• _THE PROBLEM_
Under this task are some entries; return every one of them exactly.

════

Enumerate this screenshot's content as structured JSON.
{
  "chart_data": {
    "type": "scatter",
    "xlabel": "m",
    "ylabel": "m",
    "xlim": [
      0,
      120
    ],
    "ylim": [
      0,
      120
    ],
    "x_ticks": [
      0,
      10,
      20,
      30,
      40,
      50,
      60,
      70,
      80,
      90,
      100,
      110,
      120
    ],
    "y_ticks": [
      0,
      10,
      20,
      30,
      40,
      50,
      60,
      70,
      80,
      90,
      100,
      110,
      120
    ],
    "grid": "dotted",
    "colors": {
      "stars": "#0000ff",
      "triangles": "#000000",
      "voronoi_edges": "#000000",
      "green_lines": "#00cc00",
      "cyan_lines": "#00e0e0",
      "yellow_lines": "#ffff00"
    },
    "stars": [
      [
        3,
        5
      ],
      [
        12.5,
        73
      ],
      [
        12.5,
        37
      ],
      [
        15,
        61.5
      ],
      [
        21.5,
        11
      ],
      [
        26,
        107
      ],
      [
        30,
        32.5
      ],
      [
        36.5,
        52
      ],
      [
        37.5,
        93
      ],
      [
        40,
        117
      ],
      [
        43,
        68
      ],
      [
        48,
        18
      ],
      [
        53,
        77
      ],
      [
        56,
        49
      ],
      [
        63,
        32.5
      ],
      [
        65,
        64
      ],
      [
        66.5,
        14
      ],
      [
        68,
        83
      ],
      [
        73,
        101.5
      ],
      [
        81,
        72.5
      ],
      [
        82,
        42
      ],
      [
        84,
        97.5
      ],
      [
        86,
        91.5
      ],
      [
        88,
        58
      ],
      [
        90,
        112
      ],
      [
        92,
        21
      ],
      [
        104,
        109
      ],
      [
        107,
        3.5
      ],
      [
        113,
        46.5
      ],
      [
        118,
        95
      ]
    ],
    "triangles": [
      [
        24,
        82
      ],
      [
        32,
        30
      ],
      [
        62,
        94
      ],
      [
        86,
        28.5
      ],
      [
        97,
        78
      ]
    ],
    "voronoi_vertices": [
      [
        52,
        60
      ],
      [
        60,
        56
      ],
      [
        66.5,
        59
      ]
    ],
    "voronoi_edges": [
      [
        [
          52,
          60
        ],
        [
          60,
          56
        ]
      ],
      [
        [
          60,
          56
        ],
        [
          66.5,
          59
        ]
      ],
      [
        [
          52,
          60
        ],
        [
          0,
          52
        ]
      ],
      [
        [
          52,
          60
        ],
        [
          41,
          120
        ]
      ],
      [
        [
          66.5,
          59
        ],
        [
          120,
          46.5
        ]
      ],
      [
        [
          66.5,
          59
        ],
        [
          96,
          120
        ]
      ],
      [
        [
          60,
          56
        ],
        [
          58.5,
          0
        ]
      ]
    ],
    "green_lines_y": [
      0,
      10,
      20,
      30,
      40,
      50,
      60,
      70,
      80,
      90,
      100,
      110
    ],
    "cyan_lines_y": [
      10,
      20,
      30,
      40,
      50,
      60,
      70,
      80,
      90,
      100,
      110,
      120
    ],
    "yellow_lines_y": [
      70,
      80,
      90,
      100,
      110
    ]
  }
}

════

• _WRITTEN ANSWER_
Enumerate this screenshot's content as structured JSON.
{
  "chart_data": {
    "type": "scatter",
    "xlabel": "m",
    "ylabel": "m",
    "xlim": [
      0,
      120
    ],
    "ylim": [
      0,
      120
    ],
    "x_ticks": [
      0,
      10,
      20,
      30,
      40,
      50,
      60,
      70,
      80,
      90,
      100,
      110,
      120
    ],
    "y_ticks": [
      0,
      10,
      20,
      30,
      40,
      50,
      60,
      70,
      80,
      90,
      100,
      110,
      120
    ],
    "grid": "dotted",
    "colors": {
      "stars": "#0000ff",
      "triangles": "#000000",
      "voronoi_edges": "#000000",
      "green_lines": "#00cc00",
      "cyan_lines": "#00e0e0",
      "yellow_lines": "#ffff00"
    },
    "stars": [
      [
        3,
        5
      ],
      [
        12.5,
        73
      ],
      [
        12.5,
        37
      ],
      [
        15,
        61.5
      ],
      [
        21.5,
        11
      ],
      [
        26,
        107
      ],
      [
        30,
        32.5
      ],
      [
        36.5,
        52
      ],
      [
        37.5,
        93
      ],
      [
        40,
        117
      ],
      [
        43,
        68
      ],
      [
        48,
        18
      ],
      [
        53,
        77
      ],
      [
        56,
        49
      ],
      [
        63,
        32.5
      ],
      [
        65,
        64
      ],
      [
        66.5,
        14
      ],
      [
        68,
        83
      ],
      [
        73,
        101.5
      ],
      [
        81,
        72.5
      ],
      [
        82,
        42
      ],
      [
        84,
        97.5
      ],
      [
        86,
        91.5
      ],
      [
        88,
        58
      ],
      [
        90,
        112
      ],
      [
        92,
        21
      ],
      [
        104,
        109
      ],
      [
        107,
        3.5
      ],
      [
        113,
        46.5
      ],
      [
        118,
        95
      ]
    ],
    "triangles": [
      [
        24,
        82
      ],
      [
        32,
        30
      ],
      [
        62,
        94
      ],
      [
        86,
        28.5
      ],
      [
        97,
        78
      ]
    ],
    "voronoi_vertices": [
      [
        52,
        60
      ],
      [
        60,
        56
      ],
      [
        66.5,
        59
      ]
    ],
    "voronoi_edges": [
      [
        [
          52,
          60
        ],
        [
          60,
          56
        ]
      ],
      [
        [
          60,
          56
        ],
        [
          66.5,
          59
        ]
      ],
      [
        [
          52,
          60
        ],
        [
          0,
          52
        ]
      ],
      [
        [
          52,
          60
        ],
        [
          41,
          120
        ]
      ],
      [
        [
          66.5,
          59
        ],
        [
          120,
          46.5
        ]
      ],
      [
        [
          66.5,
          59
        ],
        [
          96,
          120
        ]
      ],
      [
        [
          60,
          56
        ],
        [
          58.5,
          0
        ]
      ]
    ],
    "green_lines_y": [
      0,
      10,
      20,
      30,
      40,
      50,
      60,
      70,
      80,
      90,
      100,
      110
    ],
    "cyan_lines_y": [
      10,
      20,
      30,
      40,
      50,
      60,
      70,
      80,
      90,
      100,
      110,
      120
    ],
    "yellow_lines_y": [
      70,
      80,
      90,
      100,
      110
    ]
  }
}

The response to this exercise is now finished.